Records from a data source
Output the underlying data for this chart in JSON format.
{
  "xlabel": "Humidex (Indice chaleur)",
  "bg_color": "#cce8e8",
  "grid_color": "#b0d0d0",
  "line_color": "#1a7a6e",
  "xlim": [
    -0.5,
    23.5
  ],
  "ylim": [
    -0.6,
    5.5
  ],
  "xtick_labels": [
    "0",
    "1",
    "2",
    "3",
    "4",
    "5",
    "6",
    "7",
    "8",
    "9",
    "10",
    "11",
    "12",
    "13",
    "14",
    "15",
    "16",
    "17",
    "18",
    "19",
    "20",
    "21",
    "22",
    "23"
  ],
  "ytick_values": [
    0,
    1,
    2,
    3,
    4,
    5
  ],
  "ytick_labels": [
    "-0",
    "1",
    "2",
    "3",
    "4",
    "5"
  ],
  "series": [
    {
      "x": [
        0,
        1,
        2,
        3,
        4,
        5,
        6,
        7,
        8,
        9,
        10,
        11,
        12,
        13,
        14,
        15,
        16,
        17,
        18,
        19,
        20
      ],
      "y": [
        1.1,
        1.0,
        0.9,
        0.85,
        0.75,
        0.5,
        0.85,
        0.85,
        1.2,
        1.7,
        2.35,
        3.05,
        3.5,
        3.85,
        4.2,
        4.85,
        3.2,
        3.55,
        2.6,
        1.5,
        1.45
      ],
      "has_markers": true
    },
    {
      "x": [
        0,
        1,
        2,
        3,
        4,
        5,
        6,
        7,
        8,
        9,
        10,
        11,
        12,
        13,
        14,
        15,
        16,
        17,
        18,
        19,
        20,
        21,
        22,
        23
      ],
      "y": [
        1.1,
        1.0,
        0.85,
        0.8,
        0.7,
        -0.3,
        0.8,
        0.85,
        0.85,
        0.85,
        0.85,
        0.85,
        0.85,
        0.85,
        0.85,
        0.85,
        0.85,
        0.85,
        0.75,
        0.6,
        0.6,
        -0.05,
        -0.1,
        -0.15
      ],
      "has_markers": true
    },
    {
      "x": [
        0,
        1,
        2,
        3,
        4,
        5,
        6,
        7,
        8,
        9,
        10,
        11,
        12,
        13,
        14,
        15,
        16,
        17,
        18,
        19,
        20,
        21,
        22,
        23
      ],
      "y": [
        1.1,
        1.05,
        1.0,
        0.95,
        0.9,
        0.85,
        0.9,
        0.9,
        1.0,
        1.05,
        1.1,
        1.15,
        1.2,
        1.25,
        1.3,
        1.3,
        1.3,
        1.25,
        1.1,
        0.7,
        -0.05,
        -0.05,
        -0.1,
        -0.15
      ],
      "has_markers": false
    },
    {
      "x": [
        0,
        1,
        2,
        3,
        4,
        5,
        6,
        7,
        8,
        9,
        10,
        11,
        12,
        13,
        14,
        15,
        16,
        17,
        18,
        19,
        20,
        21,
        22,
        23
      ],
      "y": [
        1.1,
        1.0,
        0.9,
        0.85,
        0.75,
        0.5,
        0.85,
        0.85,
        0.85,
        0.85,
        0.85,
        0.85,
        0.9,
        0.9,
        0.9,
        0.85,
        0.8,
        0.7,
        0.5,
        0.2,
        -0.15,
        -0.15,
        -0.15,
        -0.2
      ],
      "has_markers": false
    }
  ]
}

§ Objective:
Print the whole listing exactly as it is.

§ Result of this task:
Output the underlying data for this chart in JSON format.
{
  "xlabel": "Humidex (Indice chaleur)",
  "bg_color": "#cce8e8",
  "grid_color": "#b0d0d0",
  "line_color": "#1a7a6e",
  "xlim": [
    -0.5,
    23.5
  ],
  "ylim": [
    -0.6,
    5.5
  ],
  "xtick_labels": [
    "0",
    "1",
    "2",
    "3",
    "4",
    "5",
    "6",
    "7",
    "8",
    "9",
    "10",
    "11",
    "12",
    "13",
    "14",
    "15",
    "16",
    "17",
    "18",
    "19",
    "20",
    "21",
    "22",
    "23"
  ],
  "ytick_values": [
    0,
    1,
    2,
    3,
    4,
    5
  ],
  "ytick_labels": [
    "-0",
    "1",
    "2",
    "3",
    "4",
    "5"
  ],
  "series": [
    {
      "x": [
        0,
        1,
        2,
        3,
        4,
        5,
        6,
        7,
        8,
        9,
        10,
        11,
        12,
        13,
        14,
        15,
        16,
        17,
        18,
        19,
        20
      ],
      "y": [
        1.1,
        1.0,
        0.9,
        0.85,
        0.75,
        0.5,
        0.85,
        0.85,
        1.2,
        1.7,
        2.35,
        3.05,
        3.5,
        3.85,
        4.2,
        4.85,
        3.2,
        3.55,
        2.6,
        1.5,
        1.45
      ],
      "has_markers": true
    },
    {
      "x": [
        0,
        1,
        2,
        3,
        4,
        5,
        6,
        7,
        8,
        9,
        10,
        11,
        12,
        13,
        14,
        15,
        16,
        17,
        18,
        19,
        20,
        21,
        22,
        23
      ],
      "y": [
        1.1,
        1.0,
        0.85,
        0.8,
        0.7,
        -0.3,
        0.8,
        0.85,
        0.85,
        0.85,
        0.85,
        0.85,
        0.85,
        0.85,
        0.85,
        0.85,
        0.85,
        0.85,
        0.75,
        0.6,
        0.6,
        -0.05,
        -0.1,
        -0.15
      ],
      "has_markers": true
    },
    {
      "x": [
        0,
        1,
        2,
        3,
        4,
        5,
        6,
        7,
        8,
        9,
        10,
        11,
        12,
        13,
        14,
        15,
        16,
        17,
        18,
        19,
        20,
        21,
        22,
        23
      ],
      "y": [
        1.1,
        1.05,
        1.0,
        0.95,
        0.9,
        0.85,
        0.9,
        0.9,
        1.0,
        1.05,
        1.1,
        1.15,
        1.2,
        1.25,
        1.3,
        1.3,
        1.3,
        1.25,
        1.1,
        0.7,
        -0.05,
        -0.05,
        -0.1,
        -0.15
      ],
      "has_markers": false
    },
    {
      "x": [
        0,
        1,
        2,
        3,
        4,
        5,
        6,
        7,
        8,
        9,
        10,
        11,
        12,
        13,
        14,
        15,
        16,
        17,
        18,
        19,
        20,
        21,
        22,
        23
      ],
      "y": [
        1.1,
        1.0,
        0.9,
        0.85,
        0.75,
        0.5,
        0.85,
        0.85,
        0.85,
        0.85,
        0.85,
        0.85,
        0.9,
        0.9,
        0.9,
        0.85,
        0.8,
        0.7,
        0.5,
        0.2,
        -0.15,
        -0.15,
        -0.15,
        -0.2
      ],
      "has_markers": false
    }
  ]
}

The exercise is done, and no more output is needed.